• Stated goal: Everything in the listing except the pictures should be written out exactly.

Data entries

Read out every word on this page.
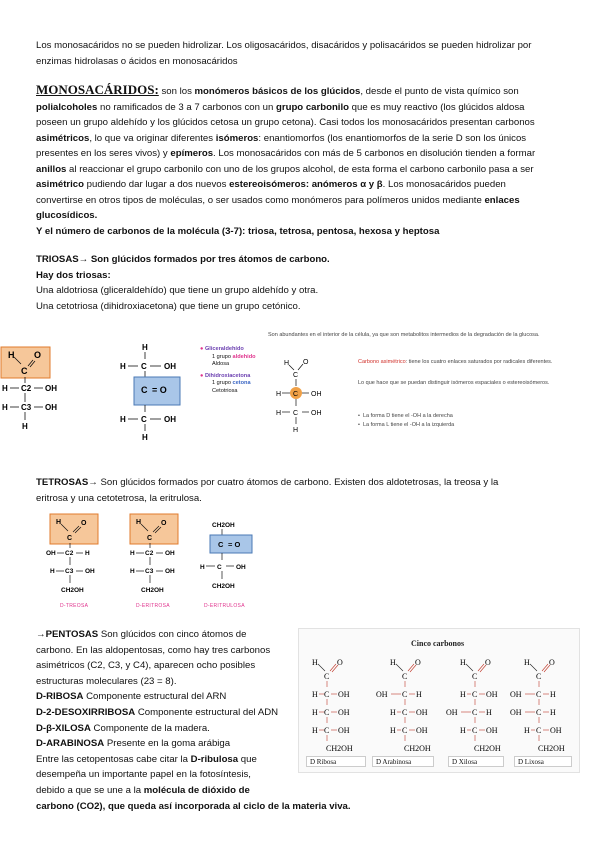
Los monosacáridos no se pueden hidrolizar. Los oligosacáridos, disacáridos y polisacáridos se pueden hidrolizar por
enzimas hidrolasas o ácidos en monosacáridos
MONOSACÁRIDOS: son los monómeros básicos de los glúcidos, desde el punto de vista químico son
polialcoholes no ramificados de 3 a 7 carbonos con un grupo carbonilo que es muy reactivo (los glúcidos aldosa
poseen un grupo aldehído y los glúcidos cetosa un grupo cetona). Casi todos los monosacáridos presentan carbonos
asimétricos, lo que va originar diferentes isómeros: enantiomorfos (los enantiomorfos de la serie D son los únicos
presentes en los seres vivos) y epímeros. Los monosacáridos con más de 5 carbonos en disolución tienden a formar
anillos al reaccionar el grupo carbonilo con uno de los grupos alcohol, de esta forma el carbono carbonilo pasa a ser
asimétrico pudiendo dar lugar a dos nuevos estereoisómeros: anómeros α y β. Los monosacáridos pueden
convertirse en otros tipos de moléculas, o ser usados como monómeros para polímeros unidos mediante enlaces
glucosídicos.
Y el número de carbonos de la molécula (3-7): triosa, tetrosa, pentosa, hexosa y heptosa
TRIOSAS→ Son glúcidos formados por tres átomos de carbono.
Hay dos triosas:
Una aldotriosa (gliceraldehído) que tiene un grupo aldehído y otra.
Una cetotriosa (dihidroxiacetona) que tiene un grupo cetónico.
H
C
O
H C2 OH
H C3 OH
H
H
H C OH
C = O
H C OH
H
● Gliceraldehído
1 grupo aldehido
Aldosa
● Dihidroxiacetona
1 grupo cetona
Cetotriosa
H
C
O
H C OH
H C OH
H
Son abundantes en el interior de la célula, ya que son metabolitos intermedios de la degradación de la glucosa.
Carbono asimétrico: tiene los cuatro enlaces saturados por radicales diferentes.
Lo que hace que se puedan distinguir isómeros espaciales o estereoisómeros.
•  La forma D tiene el -OH a la derecha
•  La forma L tiene el -OH a la izquierda
TETROSAS→ Son glúcidos formados por cuatro átomos de carbono. Existen dos aldotetrosas, la treosa y la
eritrosa y una cetotetrosa, la eritrulosa.
H
C
O
OH C2 H
H C3 OH
CH2OH
H
C
O
H C2 OH
H C3 OH
CH2OH
CH2OH
C = O
H C OH
CH2OH
D-TREOSA	D-ERITROSA	D-ERITRULOSA
→PENTOSAS Son glúcidos con cinco átomos de
carbono. En las aldopentosas, como hay tres carbonos
asimétricos (C2, C3, y C4), aparecen ocho posibles
estructuras moleculares (23 = 8).
D-RIBOSA Componente estructural del ARN
D-2-DESOXIRRIBOSA Componente estructural del ADN
D-β-XILOSA Componente de la madera.
D-ARABINOSA Presente en la goma arábiga
Entre las cetopentosas cabe citar la D-ribulosa que
desempeña un importante papel en la fotosíntesis,
debido a que se une a la molécula de dióxido de
carbono (CO2), que queda así incorporada al ciclo de la materia viva.
Cinco carbonos
H
C
O
H C OH
H C OH
H C OH
CH2OH
H
C
O
OH C H
H C OH
H C OH
CH2OH
H
C
O
H C OH
OH C H
H C OH
CH2OH
H
C
O
OH C H
OH C H
H C OH
CH2OH
D Ribosa	D Arabinosa	D Xilosa	D Lixosa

• Correct output:
Read out every word on this page.
Los monosacáridos no se pueden hidrolizar. Los oligosacáridos, disacáridos y polisacáridos se pueden hidrolizar por
enzimas hidrolasas o ácidos en monosacáridos
MONOSACÁRIDOS: son los monómeros básicos de los glúcidos, desde el punto de vista químico son
polialcoholes no ramificados de 3 a 7 carbonos con un grupo carbonilo que es muy reactivo (los glúcidos aldosa
poseen un grupo aldehído y los glúcidos cetosa un grupo cetona). Casi todos los monosacáridos presentan carbonos
asimétricos, lo que va originar diferentes isómeros: enantiomorfos (los enantiomorfos de la serie D son los únicos
presentes en los seres vivos) y epímeros. Los monosacáridos con más de 5 carbonos en disolución tienden a formar
anillos al reaccionar el grupo carbonilo con uno de los grupos alcohol, de esta forma el carbono carbonilo pasa a ser
asimétrico pudiendo dar lugar a dos nuevos estereoisómeros: anómeros α y β. Los monosacáridos pueden
convertirse en otros tipos de moléculas, o ser usados como monómeros para polímeros unidos mediante enlaces
glucosídicos.
Y el número de carbonos de la molécula (3-7): triosa, tetrosa, pentosa, hexosa y heptosa
TRIOSAS→ Son glúcidos formados por tres átomos de carbono.
Hay dos triosas:
Una aldotriosa (gliceraldehído) que tiene un grupo aldehído y otra.
Una cetotriosa (dihidroxiacetona) que tiene un grupo cetónico.
H
C
O
H C2 OH
H C3 OH
H
H
H C OH
C = O
H C OH
H
● Gliceraldehído
1 grupo aldehido
Aldosa
● Dihidroxiacetona
1 grupo cetona
Cetotriosa
H
C
O
H C OH
H C OH
H
Son abundantes en el interior de la célula, ya que son metabolitos intermedios de la degradación de la glucosa.
Carbono asimétrico: tiene los cuatro enlaces saturados por radicales diferentes.
Lo que hace que se puedan distinguir isómeros espaciales o estereoisómeros.
•  La forma D tiene el -OH a la derecha
•  La forma L tiene el -OH a la izquierda
TETROSAS→ Son glúcidos formados por cuatro átomos de carbono. Existen dos aldotetrosas, la treosa y la
eritrosa y una cetotetrosa, la eritrulosa.
H
C
O
OH C2 H
H C3 OH
CH2OH
H
C
O
H C2 OH
H C3 OH
CH2OH
CH2OH
C = O
H C OH
CH2OH
D-TREOSA	D-ERITROSA	D-ERITRULOSA
→PENTOSAS Son glúcidos con cinco átomos de
carbono. En las aldopentosas, como hay tres carbonos
asimétricos (C2, C3, y C4), aparecen ocho posibles
estructuras moleculares (23 = 8).
D-RIBOSA Componente estructural del ARN
D-2-DESOXIRRIBOSA Componente estructural del ADN
D-β-XILOSA Componente de la madera.
D-ARABINOSA Presente en la goma arábiga
Entre las cetopentosas cabe citar la D-ribulosa que
desempeña un importante papel en la fotosíntesis,
debido a que se une a la molécula de dióxido de
carbono (CO2), que queda así incorporada al ciclo de la materia viva.
Cinco carbonos
H
C
O
H C OH
H C OH
H C OH
CH2OH
H
C
O
OH C H
H C OH
H C OH
CH2OH
H
C
O
H C OH
OH C H
H C OH
CH2OH
H
C
O
OH C H
OH C H
H C OH
CH2OH
D Ribosa	D Arabinosa	D Xilosa	D Lixosa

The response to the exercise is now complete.